**Passage to read:**
----

Visualize Cardinality

Define plot function.

In [20]:
def bar_plot_time(
        df: pd.DataFrame, ax: Axes, color: str,
        label: str, val_col: str = "postcount_est") -> Axes:
    """Matplotlib Barplot with time axis formatting"""
    ax = df.set_index(
        df.index.map(lambda s: s.strftime('%Y'))).plot.bar(
            ax=ax, y=val_col, color=color, width=1.0,
            label=label, edgecolor="white", linewidth=0.5, alpha=0.6)
    return ax

def plot_time(
        df: Tuple[pd.DataFrame, pd.DataFrame], title, color, filename = None, 
        output = OUTPUT, legend: str = "Postcount", val_col: str = None,
        trend: bool = None, seasonal: bool = None, residual: bool = None):
    """Create dataframe(s) time plot"""
    fig, ax = plt.subplots()
    fig.set_size_inches(15.7, 4.27)
    ylabel = f'{legend} (estimate)'
    if val_col is None:
        val_col = f'{legend.lower()}_est'
    ax = bar_plot_time(
        df=df, ax=ax, color=color, val_col=val_col, label=legend)
    # x axis ticker formatting
    tick_loc = mticker.MultipleLocator(12)
    ax.xaxis.set_major_locator(tick_loc)
    ax.tick_params(axis='x', rotation=45)
    ax.yaxis.set_major_formatter(mticker.StrMethodFormatter('{x:,.0f}'))
    ax.set(xlabel="Month", ylabel=ylabel)

----

**Source excerpt:**
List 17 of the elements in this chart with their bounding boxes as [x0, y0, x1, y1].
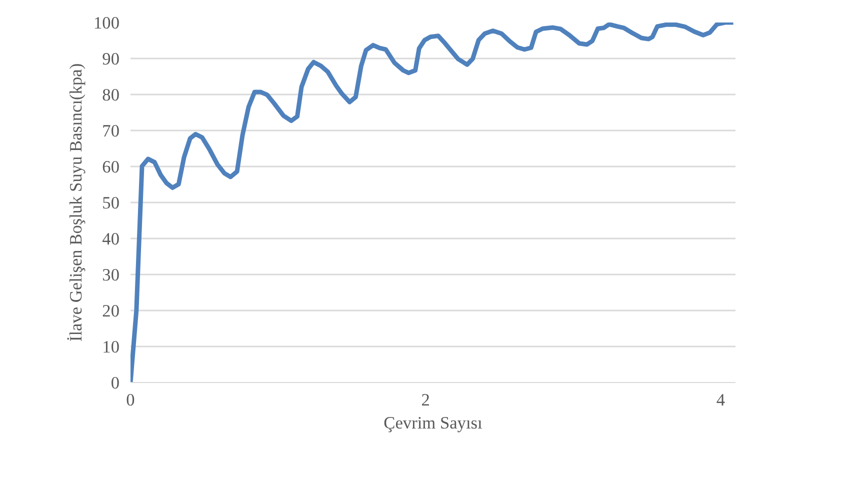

----

**Written problem 1:**
In the cardinality plotting code, what is the default value of val_col in bar_plot_time?
**Written problem 2:**
Translate the sentence "Define plot function." from the cardinality plotting code into Spanish.
**Written problem 3:**
Pick up the cardinality plotting code where it stops and carry it on.
The data has no connection to the cardinality plotting code.

**Written reply 1:**
"postcount_est"

**Written reply 2:**
Definir la función de gráfico.

**Written reply 3:**
    ax.spines["left"].set_linewidth(0.25)
    ax.spines["bottom"].set_linewidth(0.25)
    ax.spines["top"].set_linewidth(0)
    ax.spines["right"].set_linewidth(0)
    ax.yaxis.set_tick_params(width=0.5)
    # remove legend
    ax.get_legend().remove()
    ax.set_title(title)
    if any([trend, seasonal, residual]):
        # seasonal decompose
        decomposition = sm.tsa.seasonal_decompose(
            df[val_col], model='additive')
        # plot trend part only
        if trend:
            plt.plot(list(decomposition.trend), color='black',
                label="Trend", linewidth=3, alpha=0.8)
        if seasonal:
            plt.plot(list(decomposition.seasonal), color='black', linestyle='dotted',
                label="Seasonal", linewidth=1, alpha=0.8)
        if residual:
            plt.plot(list(decomposition.resid), color='black', linestyle='dashed',
                label="Residual", linewidth=1, alpha=0.8)
        # trend.plot(ax=ax)
    # store figure to file
    if filename:
        fig.savefig(
            output / "figures" / f"{filename}.png", dpi=300, format='PNG',
            bbox_inches='tight', pad_inches=1, facecolor="white")
        # also save as svg
        fig.savefig(
            output / "svg" / f"{filename}.svg", format='svg',
            bbox_inches='tight', pad_inches=1, facecolor="white")
In [49]:
def load_and_plot(dataset: Path, metric: str = None, src_ref: str = "flickr", colors: cm.colors.ListedColormap = None):
    """Load data and plot"""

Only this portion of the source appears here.